--- START DATA ENTRIES ---

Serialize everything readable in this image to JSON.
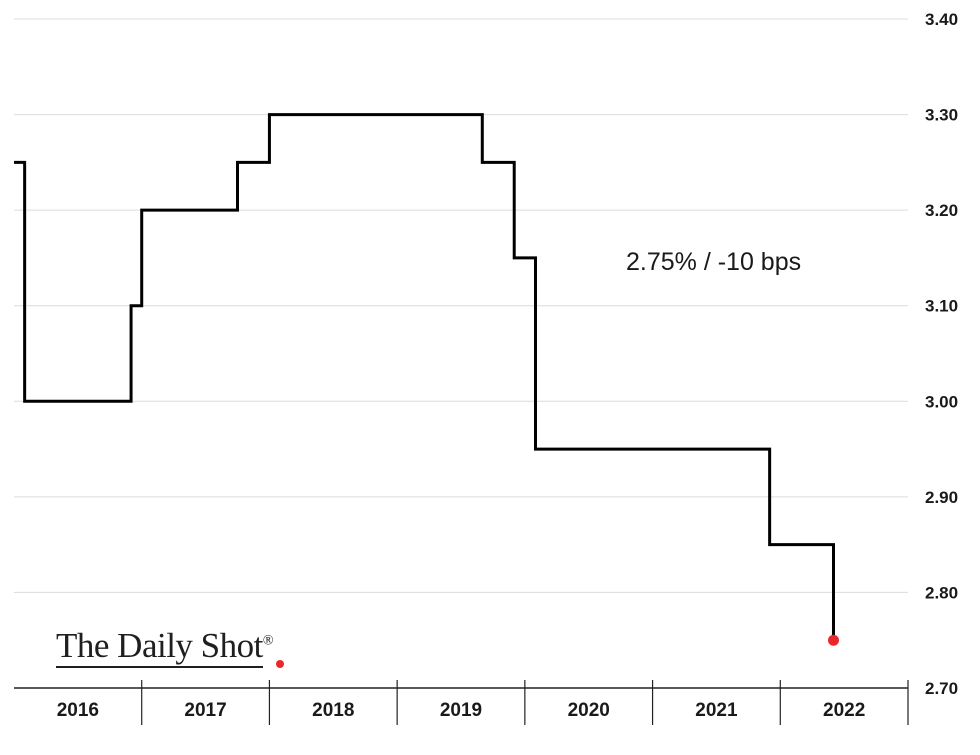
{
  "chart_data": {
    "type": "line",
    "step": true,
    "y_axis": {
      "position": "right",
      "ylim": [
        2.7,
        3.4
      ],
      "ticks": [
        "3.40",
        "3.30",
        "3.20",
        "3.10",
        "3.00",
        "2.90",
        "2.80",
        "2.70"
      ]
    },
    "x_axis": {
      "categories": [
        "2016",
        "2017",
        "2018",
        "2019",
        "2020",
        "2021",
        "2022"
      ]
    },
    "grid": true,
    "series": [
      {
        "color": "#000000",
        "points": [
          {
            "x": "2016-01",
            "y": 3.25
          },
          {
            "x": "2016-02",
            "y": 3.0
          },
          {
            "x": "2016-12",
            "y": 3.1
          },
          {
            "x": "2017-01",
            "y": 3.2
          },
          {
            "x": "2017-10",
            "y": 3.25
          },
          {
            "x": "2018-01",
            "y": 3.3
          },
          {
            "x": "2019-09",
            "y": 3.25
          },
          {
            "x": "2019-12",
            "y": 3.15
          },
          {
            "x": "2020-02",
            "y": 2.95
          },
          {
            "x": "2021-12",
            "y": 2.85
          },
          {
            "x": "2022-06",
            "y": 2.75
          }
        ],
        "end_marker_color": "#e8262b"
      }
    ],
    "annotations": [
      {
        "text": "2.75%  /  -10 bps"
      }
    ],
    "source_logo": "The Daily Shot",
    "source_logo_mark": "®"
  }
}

--- END DATA ENTRIES ---

**SET EXERCISE**
Transcribe the records verbatim and omit the images.

**EXERCISE OUTPUT**
Serialize everything readable in this image to JSON.
{
  "chart_data": {
    "type": "line",
    "step": true,
    "y_axis": {
      "position": "right",
      "ylim": [
        2.7,
        3.4
      ],
      "ticks": [
        "3.40",
        "3.30",
        "3.20",
        "3.10",
        "3.00",
        "2.90",
        "2.80",
        "2.70"
      ]
    },
    "x_axis": {
      "categories": [
        "2016",
        "2017",
        "2018",
        "2019",
        "2020",
        "2021",
        "2022"
      ]
    },
    "grid": true,
    "series": [
      {
        "color": "#000000",
        "points": [
          {
            "x": "2016-01",
            "y": 3.25
          },
          {
            "x": "2016-02",
            "y": 3.0
          },
          {
            "x": "2016-12",
            "y": 3.1
          },
          {
            "x": "2017-01",
            "y": 3.2
          },
          {
            "x": "2017-10",
            "y": 3.25
          },
          {
            "x": "2018-01",
            "y": 3.3
          },
          {
            "x": "2019-09",
            "y": 3.25
          },
          {
            "x": "2019-12",
            "y": 3.15
          },
          {
            "x": "2020-02",
            "y": 2.95
          },
          {
            "x": "2021-12",
            "y": 2.85
          },
          {
            "x": "2022-06",
            "y": 2.75
          }
        ],
        "end_marker_color": "#e8262b"
      }
    ],
    "annotations": [
      {
        "text": "2.75%  /  -10 bps"
      }
    ],
    "source_logo": "The Daily Shot",
    "source_logo_mark": "®"
  }
}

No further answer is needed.